● BRIEF
Output every record word for word.
[start]
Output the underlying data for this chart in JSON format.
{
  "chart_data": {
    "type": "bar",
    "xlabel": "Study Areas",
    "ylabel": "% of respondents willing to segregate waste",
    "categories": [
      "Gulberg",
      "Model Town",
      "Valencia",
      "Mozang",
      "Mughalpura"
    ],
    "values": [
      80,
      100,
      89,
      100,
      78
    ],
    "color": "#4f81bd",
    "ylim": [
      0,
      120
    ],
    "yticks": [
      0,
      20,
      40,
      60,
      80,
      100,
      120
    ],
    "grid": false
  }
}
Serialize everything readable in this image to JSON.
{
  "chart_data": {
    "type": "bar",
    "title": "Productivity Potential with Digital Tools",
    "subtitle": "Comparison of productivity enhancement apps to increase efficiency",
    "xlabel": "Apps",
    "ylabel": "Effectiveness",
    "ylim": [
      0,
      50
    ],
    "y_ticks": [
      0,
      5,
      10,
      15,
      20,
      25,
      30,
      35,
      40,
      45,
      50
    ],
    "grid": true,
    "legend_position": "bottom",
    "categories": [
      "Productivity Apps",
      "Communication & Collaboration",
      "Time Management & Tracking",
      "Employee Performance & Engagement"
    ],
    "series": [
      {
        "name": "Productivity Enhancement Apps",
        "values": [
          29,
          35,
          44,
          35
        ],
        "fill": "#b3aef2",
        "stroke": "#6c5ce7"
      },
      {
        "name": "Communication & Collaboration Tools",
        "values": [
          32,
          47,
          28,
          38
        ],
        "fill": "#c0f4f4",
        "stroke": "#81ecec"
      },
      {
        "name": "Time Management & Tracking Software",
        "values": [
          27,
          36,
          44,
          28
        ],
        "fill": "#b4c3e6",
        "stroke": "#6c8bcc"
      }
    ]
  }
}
[end]
● ANSWER FOR THE TASK
Output the underlying data for this chart in JSON format.
{
  "chart_data": {
    "type": "bar",
    "xlabel": "Study Areas",
    "ylabel": "% of respondents willing to segregate waste",
    "categories": [
      "Gulberg",
      "Model Town",
      "Valencia",
      "Mozang",
      "Mughalpura"
    ],
    "values": [
      80,
      100,
      89,
      100,
      78
    ],
    "color": "#4f81bd",
    "ylim": [
      0,
      120
    ],
    "yticks": [
      0,
      20,
      40,
      60,
      80,
      100,
      120
    ],
    "grid": false
  }
}
Serialize everything readable in this image to JSON.
{
  "chart_data": {
    "type": "bar",
    "title": "Productivity Potential with Digital Tools",
    "subtitle": "Comparison of productivity enhancement apps to increase efficiency",
    "xlabel": "Apps",
    "ylabel": "Effectiveness",
    "ylim": [
      0,
      50
    ],
    "y_ticks": [
      0,
      5,
      10,
      15,
      20,
      25,
      30,
      35,
      40,
      45,
      50
    ],
    "grid": true,
    "legend_position": "bottom",
    "categories": [
      "Productivity Apps",
      "Communication & Collaboration",
      "Time Management & Tracking",
      "Employee Performance & Engagement"
    ],
    "series": [
      {
        "name": "Productivity Enhancement Apps",
        "values": [
          29,
          35,
          44,
          35
        ],
        "fill": "#b3aef2",
        "stroke": "#6c5ce7"
      },
      {
        "name": "Communication & Collaboration Tools",
        "values": [
          32,
          47,
          28,
          38
        ],
        "fill": "#c0f4f4",
        "stroke": "#81ecec"
      },
      {
        "name": "Time Management & Tracking Software",
        "values": [
          27,
          36,
          44,
          28
        ],
        "fill": "#b4c3e6",
        "stroke": "#6c8bcc"
      }
    ]
  }
}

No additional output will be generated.